[start of Data for the task]

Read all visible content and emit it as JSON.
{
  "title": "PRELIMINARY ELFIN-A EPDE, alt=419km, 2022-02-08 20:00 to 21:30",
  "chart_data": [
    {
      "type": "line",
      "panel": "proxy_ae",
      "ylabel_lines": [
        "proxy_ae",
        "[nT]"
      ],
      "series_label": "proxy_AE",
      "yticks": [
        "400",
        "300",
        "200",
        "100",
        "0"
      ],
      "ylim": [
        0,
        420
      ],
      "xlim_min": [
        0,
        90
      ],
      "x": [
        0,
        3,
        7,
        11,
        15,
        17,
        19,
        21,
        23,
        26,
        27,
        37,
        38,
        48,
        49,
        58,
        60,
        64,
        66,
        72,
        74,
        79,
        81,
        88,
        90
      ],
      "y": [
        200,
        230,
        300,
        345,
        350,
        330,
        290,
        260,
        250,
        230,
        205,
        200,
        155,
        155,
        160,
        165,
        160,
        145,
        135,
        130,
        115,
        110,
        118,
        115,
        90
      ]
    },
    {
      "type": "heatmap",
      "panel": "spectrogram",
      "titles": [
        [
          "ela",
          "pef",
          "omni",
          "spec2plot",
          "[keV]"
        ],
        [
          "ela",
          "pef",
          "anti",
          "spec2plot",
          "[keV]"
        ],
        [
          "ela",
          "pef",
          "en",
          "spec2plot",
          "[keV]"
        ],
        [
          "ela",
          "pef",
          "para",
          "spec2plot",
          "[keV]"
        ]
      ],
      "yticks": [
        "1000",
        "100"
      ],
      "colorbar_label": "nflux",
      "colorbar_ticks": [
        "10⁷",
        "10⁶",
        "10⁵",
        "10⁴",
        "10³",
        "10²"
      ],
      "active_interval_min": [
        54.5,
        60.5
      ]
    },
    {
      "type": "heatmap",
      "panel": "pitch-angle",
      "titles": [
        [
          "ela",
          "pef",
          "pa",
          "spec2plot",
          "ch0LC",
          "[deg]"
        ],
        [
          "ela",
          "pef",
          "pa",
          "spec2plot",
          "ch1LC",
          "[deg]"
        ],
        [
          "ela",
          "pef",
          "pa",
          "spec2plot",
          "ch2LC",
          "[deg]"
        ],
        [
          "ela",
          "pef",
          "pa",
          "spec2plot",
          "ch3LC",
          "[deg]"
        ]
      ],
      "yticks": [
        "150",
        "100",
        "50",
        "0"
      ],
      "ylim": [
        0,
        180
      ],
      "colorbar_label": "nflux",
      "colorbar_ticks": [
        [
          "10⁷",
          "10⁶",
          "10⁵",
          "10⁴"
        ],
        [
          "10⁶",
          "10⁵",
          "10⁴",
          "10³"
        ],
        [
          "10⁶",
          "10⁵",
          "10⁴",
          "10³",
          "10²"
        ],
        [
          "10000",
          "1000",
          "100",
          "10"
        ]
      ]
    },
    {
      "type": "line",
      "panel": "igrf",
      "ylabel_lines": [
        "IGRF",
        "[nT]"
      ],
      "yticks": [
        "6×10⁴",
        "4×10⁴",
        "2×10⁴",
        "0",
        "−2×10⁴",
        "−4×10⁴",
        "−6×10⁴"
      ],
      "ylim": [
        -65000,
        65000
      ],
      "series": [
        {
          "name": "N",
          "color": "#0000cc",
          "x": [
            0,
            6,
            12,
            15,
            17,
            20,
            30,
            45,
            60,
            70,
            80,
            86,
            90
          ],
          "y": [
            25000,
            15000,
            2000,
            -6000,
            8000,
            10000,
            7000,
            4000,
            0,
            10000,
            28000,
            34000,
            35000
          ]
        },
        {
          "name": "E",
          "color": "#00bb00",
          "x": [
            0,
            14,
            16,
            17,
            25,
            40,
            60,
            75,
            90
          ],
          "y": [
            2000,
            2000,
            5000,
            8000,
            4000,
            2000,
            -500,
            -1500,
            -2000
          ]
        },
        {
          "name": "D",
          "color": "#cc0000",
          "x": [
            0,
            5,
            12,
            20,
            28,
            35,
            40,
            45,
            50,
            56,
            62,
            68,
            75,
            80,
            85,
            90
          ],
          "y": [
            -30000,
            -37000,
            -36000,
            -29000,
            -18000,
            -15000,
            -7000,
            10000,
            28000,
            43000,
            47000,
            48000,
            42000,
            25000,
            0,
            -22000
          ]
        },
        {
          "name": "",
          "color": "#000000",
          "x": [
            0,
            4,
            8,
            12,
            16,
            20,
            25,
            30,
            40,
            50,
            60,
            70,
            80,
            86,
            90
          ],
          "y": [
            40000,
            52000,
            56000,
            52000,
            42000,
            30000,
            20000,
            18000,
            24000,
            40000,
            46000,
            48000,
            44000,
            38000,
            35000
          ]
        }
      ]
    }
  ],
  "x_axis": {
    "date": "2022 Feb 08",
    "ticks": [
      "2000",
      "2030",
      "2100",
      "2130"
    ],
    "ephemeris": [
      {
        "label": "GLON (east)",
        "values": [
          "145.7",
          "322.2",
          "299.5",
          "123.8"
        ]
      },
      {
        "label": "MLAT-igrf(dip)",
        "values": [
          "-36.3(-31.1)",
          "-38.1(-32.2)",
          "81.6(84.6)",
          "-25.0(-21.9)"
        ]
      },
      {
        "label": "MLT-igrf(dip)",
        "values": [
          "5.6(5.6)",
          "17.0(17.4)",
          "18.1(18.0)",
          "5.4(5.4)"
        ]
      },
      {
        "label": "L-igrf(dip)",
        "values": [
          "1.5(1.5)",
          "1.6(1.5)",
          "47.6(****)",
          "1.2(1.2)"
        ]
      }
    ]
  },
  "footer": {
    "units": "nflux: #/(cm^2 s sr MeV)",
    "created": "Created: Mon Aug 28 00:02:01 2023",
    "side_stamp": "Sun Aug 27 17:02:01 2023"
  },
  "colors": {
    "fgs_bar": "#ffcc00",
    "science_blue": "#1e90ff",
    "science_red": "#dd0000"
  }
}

[end of Data for the task]
[start of Data for the task]

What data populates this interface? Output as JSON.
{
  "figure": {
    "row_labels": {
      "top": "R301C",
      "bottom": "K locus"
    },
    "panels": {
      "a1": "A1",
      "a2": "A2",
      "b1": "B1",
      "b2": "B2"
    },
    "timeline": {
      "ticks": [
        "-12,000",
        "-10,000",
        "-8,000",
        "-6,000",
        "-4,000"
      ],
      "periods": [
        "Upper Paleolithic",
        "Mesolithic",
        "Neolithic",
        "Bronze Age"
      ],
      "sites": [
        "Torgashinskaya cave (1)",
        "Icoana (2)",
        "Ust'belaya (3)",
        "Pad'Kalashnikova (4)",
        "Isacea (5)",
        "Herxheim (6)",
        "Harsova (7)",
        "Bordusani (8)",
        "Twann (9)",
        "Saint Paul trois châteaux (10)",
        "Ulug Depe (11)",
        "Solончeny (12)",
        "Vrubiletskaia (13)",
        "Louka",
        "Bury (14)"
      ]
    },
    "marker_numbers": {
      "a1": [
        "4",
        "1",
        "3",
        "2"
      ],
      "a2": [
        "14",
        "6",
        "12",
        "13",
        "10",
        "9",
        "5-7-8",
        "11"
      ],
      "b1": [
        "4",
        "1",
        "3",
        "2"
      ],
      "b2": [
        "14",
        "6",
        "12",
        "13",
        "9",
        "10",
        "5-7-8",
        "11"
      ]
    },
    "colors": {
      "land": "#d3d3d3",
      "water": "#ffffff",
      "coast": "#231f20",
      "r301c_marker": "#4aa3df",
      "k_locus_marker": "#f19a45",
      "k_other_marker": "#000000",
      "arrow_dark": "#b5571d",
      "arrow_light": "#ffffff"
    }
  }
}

[end of Data for the task]

Directions - Collect every line with the string "JSON" from the records, and copy each.

Finished answer -
Read all visible content and emit it as JSON.
What data populates this interface? Output as JSON.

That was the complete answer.